Task to complete:
From the entries below, work out the number of lines that hold the word "watched", and give that number alone.

Collected data entries:
========================

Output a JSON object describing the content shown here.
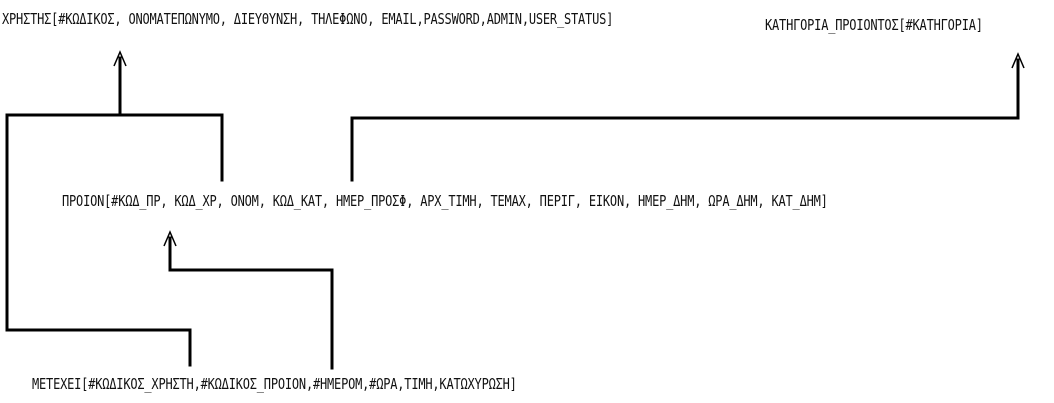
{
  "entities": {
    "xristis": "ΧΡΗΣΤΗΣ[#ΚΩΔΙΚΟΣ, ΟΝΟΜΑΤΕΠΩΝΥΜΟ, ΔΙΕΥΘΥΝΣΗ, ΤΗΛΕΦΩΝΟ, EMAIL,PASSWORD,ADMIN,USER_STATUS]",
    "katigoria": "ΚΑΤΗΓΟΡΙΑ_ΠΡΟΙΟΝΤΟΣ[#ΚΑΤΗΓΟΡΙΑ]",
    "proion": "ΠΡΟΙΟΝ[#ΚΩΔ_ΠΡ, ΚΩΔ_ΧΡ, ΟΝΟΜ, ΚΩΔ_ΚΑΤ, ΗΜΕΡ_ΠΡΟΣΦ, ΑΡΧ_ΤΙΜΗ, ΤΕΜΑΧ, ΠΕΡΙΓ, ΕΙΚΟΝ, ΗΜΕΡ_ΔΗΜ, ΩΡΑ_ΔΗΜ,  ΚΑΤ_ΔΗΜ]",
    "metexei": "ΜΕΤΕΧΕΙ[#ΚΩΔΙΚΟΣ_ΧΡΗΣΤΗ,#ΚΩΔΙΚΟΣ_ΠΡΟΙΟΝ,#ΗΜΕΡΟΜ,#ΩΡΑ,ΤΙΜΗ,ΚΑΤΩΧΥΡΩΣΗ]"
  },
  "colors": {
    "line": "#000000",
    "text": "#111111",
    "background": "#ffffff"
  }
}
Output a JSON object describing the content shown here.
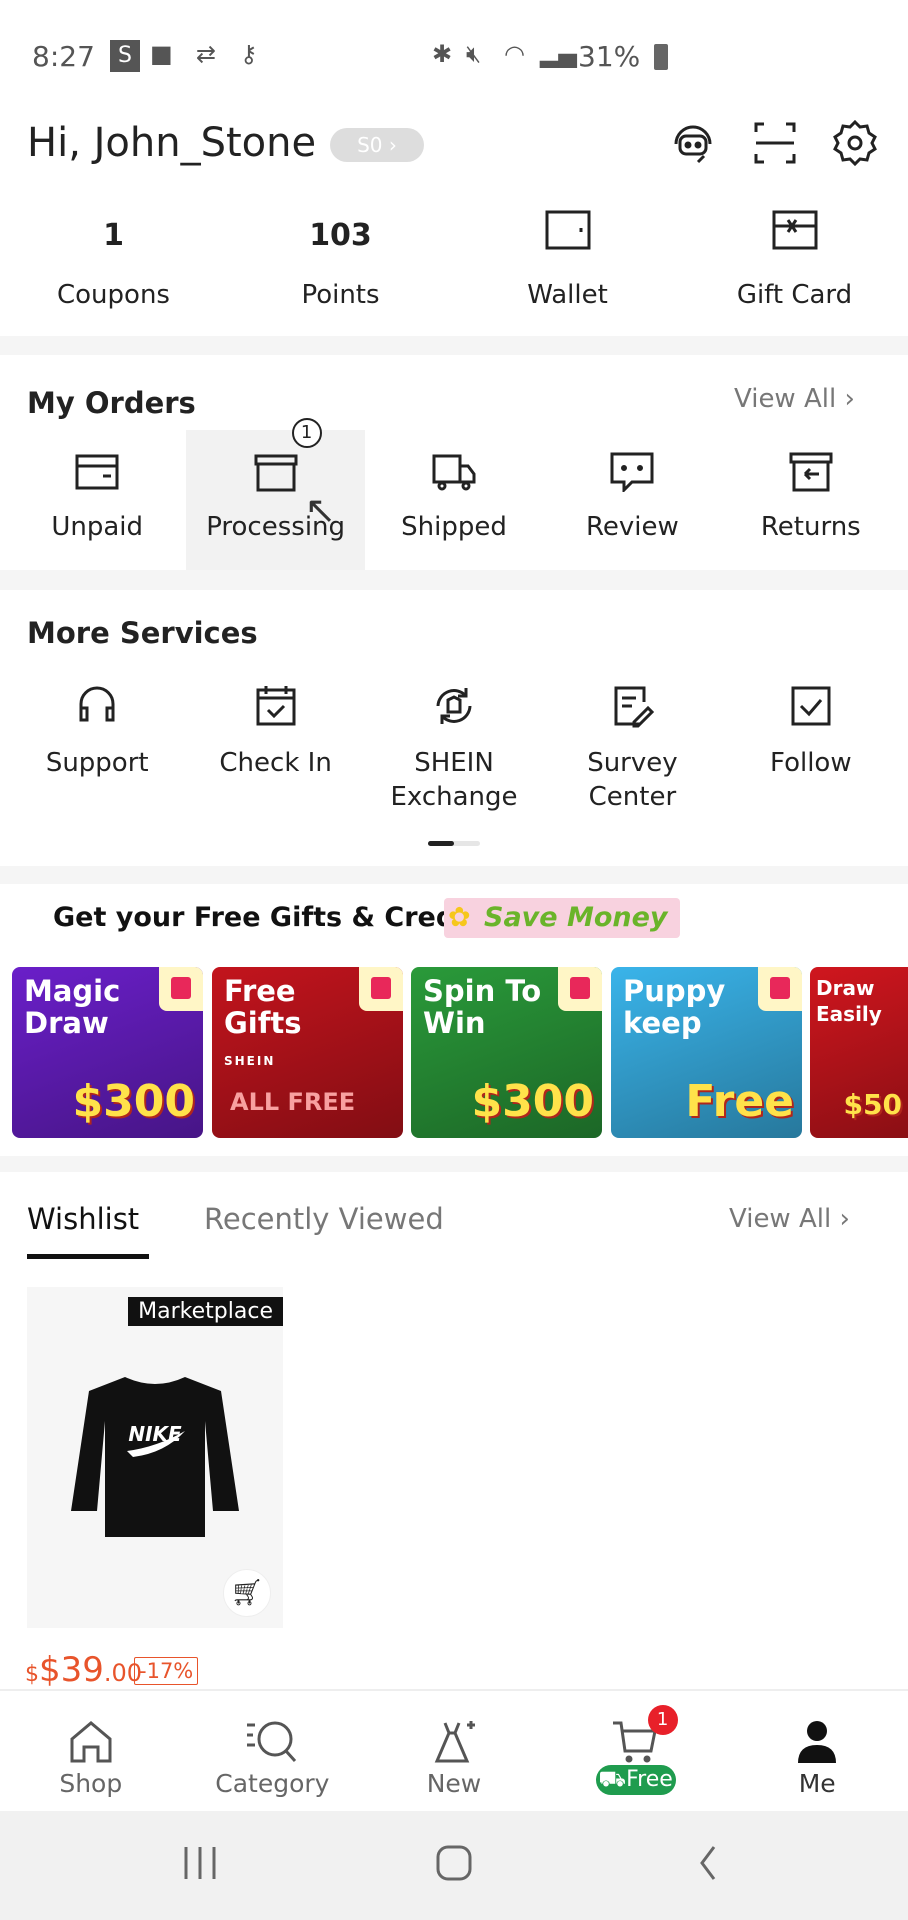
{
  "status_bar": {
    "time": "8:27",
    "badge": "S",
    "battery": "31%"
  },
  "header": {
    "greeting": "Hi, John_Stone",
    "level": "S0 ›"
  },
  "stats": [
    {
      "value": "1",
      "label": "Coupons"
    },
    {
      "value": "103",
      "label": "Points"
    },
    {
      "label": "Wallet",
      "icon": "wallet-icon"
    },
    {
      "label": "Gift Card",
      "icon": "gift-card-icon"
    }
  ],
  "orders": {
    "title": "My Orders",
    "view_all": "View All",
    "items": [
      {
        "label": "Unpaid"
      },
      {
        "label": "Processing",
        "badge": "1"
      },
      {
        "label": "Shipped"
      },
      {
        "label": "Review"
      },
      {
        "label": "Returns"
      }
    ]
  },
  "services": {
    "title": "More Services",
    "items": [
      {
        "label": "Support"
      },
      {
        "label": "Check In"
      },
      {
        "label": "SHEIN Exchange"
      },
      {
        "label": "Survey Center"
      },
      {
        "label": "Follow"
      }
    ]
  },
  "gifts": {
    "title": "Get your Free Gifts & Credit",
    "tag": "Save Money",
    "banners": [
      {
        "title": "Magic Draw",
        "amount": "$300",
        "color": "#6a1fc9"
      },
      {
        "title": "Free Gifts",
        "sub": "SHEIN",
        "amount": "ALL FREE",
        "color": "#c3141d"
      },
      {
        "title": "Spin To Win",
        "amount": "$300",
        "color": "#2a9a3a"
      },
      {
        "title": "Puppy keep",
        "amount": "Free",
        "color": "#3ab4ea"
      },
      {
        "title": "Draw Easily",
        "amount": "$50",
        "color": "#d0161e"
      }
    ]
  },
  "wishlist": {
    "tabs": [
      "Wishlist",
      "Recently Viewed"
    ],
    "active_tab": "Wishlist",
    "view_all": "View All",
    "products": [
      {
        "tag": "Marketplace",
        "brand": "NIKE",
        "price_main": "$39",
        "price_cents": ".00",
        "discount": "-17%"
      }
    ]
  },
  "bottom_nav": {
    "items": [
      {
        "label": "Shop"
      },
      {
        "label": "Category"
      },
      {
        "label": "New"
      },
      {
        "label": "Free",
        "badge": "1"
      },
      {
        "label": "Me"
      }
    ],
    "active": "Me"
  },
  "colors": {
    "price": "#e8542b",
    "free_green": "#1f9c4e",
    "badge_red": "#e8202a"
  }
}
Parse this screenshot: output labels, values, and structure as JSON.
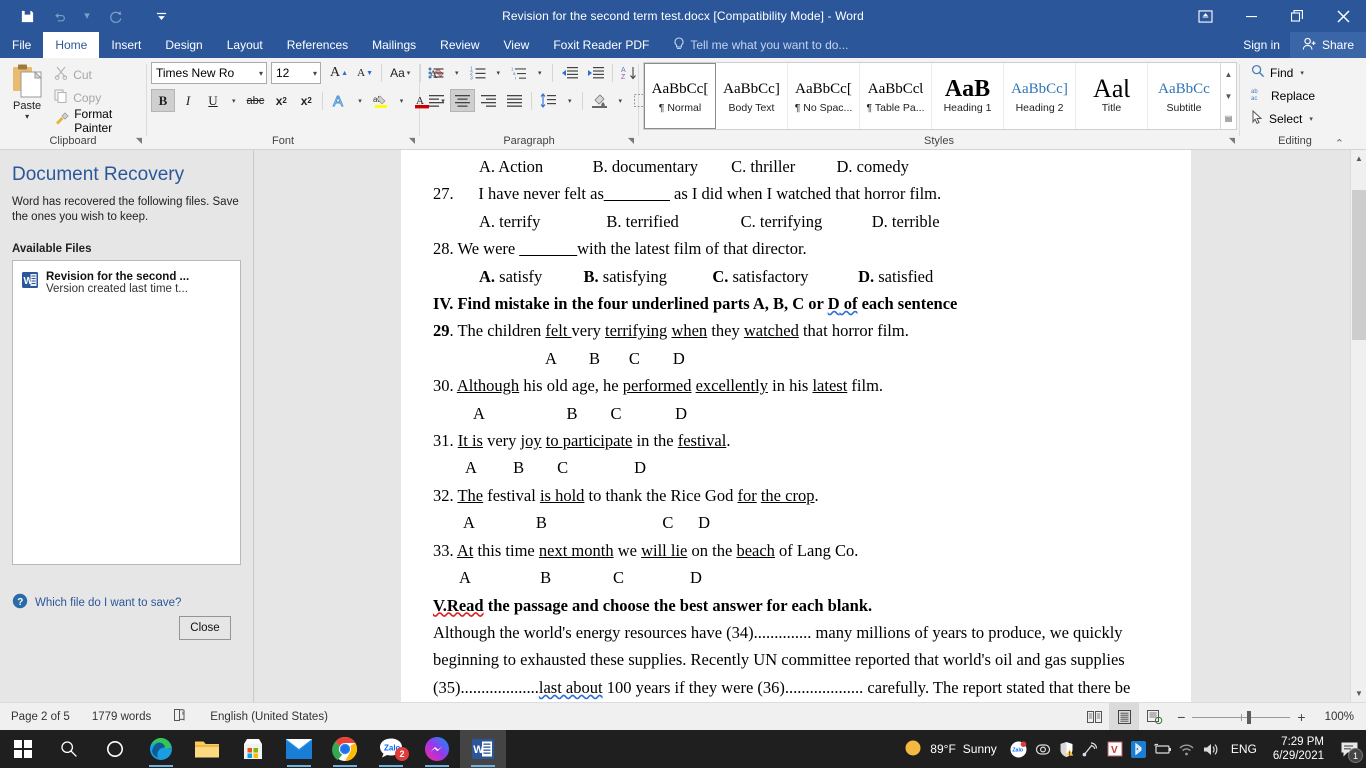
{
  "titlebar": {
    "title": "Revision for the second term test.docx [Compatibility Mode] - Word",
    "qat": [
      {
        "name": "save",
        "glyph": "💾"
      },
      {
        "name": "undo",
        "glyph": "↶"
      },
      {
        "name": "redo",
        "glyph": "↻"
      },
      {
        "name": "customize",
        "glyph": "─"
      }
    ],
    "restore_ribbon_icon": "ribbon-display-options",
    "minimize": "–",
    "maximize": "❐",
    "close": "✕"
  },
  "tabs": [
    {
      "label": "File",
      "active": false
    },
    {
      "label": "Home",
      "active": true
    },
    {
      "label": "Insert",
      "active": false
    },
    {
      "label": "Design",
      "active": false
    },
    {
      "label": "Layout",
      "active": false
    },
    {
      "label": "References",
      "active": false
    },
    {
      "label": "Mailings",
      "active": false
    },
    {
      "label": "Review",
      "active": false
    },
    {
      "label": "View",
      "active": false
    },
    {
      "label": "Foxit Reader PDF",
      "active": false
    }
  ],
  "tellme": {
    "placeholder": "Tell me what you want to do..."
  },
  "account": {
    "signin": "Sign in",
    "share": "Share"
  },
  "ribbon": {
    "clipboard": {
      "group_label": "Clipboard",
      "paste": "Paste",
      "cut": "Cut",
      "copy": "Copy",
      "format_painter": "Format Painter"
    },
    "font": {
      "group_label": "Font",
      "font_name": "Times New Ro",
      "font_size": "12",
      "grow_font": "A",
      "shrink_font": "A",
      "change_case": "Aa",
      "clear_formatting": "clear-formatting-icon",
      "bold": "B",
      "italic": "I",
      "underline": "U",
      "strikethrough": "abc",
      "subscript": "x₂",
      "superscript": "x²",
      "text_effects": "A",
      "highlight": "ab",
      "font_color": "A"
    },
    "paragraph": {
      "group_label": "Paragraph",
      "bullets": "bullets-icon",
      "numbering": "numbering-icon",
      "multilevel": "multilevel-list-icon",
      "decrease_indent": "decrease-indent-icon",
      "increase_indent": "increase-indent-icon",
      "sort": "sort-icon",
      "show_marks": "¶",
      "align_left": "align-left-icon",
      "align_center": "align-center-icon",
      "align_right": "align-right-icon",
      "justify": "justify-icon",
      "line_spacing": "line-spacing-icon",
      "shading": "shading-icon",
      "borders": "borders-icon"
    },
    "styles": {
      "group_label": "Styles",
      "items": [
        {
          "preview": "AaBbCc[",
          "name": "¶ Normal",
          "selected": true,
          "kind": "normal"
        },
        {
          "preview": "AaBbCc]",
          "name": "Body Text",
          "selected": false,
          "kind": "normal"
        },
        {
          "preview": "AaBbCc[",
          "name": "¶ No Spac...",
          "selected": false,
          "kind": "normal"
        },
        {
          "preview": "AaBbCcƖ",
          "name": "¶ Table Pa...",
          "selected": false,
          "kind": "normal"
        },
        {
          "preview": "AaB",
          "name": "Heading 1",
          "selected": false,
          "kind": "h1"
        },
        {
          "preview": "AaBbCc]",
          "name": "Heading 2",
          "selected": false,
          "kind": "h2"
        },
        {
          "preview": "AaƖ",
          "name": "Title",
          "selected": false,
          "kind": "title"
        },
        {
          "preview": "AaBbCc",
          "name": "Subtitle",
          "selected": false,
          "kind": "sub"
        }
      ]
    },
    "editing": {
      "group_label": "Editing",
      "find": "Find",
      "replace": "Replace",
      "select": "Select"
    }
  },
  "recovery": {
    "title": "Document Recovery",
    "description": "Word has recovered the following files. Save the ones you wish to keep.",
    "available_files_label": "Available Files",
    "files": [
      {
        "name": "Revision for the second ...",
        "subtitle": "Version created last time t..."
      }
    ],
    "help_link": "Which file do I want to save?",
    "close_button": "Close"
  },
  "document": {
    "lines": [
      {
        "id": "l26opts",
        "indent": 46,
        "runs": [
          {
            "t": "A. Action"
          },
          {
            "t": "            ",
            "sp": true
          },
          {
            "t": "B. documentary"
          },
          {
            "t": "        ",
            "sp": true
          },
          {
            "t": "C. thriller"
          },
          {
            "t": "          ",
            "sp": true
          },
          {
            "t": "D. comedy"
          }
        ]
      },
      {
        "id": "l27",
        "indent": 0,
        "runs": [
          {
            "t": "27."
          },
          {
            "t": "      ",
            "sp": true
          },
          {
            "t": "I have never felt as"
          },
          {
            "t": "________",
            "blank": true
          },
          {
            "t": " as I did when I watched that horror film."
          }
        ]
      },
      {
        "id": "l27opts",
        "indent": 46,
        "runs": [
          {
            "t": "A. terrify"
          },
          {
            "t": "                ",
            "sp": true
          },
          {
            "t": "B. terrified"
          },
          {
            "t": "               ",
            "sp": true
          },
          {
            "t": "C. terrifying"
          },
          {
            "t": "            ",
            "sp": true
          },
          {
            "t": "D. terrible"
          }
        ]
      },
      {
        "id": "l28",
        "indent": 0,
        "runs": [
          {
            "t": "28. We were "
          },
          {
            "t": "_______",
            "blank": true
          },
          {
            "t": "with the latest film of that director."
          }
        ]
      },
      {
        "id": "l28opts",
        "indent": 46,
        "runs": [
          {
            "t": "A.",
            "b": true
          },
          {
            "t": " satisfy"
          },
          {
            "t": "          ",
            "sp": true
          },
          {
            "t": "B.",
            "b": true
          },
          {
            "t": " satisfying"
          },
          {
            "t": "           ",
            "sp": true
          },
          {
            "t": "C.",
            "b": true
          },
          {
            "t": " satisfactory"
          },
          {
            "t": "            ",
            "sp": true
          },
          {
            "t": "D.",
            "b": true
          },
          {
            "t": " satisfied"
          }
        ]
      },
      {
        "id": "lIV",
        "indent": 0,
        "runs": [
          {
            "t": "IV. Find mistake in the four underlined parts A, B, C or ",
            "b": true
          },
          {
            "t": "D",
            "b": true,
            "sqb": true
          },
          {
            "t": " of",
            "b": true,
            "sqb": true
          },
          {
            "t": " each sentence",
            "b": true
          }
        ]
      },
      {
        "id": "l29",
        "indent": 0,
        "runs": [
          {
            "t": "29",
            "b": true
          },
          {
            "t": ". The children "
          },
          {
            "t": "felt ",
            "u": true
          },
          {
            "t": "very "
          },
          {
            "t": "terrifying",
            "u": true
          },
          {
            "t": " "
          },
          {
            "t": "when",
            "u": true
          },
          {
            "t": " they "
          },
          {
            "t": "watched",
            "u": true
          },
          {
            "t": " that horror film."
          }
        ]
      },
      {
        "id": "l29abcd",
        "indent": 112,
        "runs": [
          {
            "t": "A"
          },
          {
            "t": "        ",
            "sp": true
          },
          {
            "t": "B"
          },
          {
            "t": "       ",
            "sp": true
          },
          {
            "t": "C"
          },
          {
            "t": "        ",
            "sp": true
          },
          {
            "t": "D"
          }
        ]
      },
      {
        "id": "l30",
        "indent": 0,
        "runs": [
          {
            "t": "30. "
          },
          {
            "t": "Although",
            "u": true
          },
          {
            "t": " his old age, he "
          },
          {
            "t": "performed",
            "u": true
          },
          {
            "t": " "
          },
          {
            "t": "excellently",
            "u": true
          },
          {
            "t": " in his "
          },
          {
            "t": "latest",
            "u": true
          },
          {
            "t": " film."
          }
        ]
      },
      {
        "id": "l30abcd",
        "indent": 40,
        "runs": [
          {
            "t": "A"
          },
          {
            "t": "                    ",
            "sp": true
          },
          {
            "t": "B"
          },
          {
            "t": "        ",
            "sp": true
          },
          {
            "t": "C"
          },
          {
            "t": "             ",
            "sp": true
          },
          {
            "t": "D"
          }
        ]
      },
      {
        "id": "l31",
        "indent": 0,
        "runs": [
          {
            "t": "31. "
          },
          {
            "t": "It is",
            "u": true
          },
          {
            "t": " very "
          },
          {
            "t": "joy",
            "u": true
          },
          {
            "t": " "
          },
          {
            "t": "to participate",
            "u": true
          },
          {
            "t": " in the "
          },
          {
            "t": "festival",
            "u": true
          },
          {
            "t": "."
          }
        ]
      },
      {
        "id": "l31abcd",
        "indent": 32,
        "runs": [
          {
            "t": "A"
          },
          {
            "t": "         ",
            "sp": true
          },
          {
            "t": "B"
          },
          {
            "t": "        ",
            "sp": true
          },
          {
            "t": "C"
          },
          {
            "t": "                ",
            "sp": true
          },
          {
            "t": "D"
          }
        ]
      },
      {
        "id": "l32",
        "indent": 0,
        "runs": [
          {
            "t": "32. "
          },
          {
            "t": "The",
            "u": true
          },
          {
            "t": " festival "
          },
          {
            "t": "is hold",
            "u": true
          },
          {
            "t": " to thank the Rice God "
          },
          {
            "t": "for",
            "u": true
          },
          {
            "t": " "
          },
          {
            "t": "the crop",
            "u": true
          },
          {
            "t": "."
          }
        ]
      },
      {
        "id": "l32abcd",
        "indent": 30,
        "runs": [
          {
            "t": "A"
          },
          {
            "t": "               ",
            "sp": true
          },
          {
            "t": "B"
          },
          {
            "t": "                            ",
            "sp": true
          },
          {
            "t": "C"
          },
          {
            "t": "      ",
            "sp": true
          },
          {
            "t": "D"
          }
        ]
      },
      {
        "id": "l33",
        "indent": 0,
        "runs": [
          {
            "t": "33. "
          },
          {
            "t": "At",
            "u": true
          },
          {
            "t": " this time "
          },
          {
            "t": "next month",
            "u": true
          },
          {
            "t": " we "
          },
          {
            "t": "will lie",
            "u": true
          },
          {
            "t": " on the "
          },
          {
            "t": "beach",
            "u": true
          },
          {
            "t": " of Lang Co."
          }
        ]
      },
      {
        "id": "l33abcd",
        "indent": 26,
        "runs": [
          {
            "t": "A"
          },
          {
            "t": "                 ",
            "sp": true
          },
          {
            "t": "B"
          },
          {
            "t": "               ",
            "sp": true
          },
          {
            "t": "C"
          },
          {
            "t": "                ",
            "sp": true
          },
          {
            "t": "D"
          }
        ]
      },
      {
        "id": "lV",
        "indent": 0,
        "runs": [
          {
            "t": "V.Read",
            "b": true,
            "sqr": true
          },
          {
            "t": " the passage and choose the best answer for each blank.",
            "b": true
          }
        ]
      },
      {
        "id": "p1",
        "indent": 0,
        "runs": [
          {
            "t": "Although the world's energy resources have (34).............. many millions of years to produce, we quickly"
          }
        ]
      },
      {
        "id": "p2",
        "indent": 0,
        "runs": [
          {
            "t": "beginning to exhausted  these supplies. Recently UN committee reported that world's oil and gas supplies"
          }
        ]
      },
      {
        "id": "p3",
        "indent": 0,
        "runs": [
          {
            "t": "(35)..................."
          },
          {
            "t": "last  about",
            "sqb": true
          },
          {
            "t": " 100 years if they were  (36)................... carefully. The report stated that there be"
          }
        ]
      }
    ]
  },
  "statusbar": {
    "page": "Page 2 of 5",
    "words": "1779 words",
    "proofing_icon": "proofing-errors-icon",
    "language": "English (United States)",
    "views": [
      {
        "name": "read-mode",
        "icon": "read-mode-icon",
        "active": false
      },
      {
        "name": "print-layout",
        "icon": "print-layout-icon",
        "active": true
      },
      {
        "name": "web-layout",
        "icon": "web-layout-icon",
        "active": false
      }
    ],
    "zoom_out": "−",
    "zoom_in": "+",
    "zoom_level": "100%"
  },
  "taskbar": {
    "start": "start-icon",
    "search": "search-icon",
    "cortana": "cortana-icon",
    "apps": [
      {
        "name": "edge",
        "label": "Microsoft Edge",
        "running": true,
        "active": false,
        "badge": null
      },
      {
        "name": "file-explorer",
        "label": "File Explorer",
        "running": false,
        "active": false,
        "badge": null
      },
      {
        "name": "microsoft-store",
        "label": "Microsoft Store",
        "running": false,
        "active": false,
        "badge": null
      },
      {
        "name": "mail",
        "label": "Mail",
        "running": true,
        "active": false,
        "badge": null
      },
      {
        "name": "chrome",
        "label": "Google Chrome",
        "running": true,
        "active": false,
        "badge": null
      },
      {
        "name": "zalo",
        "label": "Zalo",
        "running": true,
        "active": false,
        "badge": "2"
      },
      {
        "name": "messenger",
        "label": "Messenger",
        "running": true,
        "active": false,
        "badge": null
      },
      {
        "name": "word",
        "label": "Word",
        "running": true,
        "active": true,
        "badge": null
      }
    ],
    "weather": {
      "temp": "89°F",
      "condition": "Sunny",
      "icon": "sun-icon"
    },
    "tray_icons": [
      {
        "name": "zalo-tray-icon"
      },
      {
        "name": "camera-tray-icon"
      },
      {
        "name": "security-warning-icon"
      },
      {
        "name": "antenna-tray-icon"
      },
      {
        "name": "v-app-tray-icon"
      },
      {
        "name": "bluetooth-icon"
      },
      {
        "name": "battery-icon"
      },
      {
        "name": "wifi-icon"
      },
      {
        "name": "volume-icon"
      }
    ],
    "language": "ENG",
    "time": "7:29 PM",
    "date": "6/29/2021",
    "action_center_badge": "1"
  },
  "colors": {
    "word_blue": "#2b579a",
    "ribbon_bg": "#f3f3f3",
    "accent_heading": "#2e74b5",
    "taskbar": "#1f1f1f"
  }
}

========================

The response:
2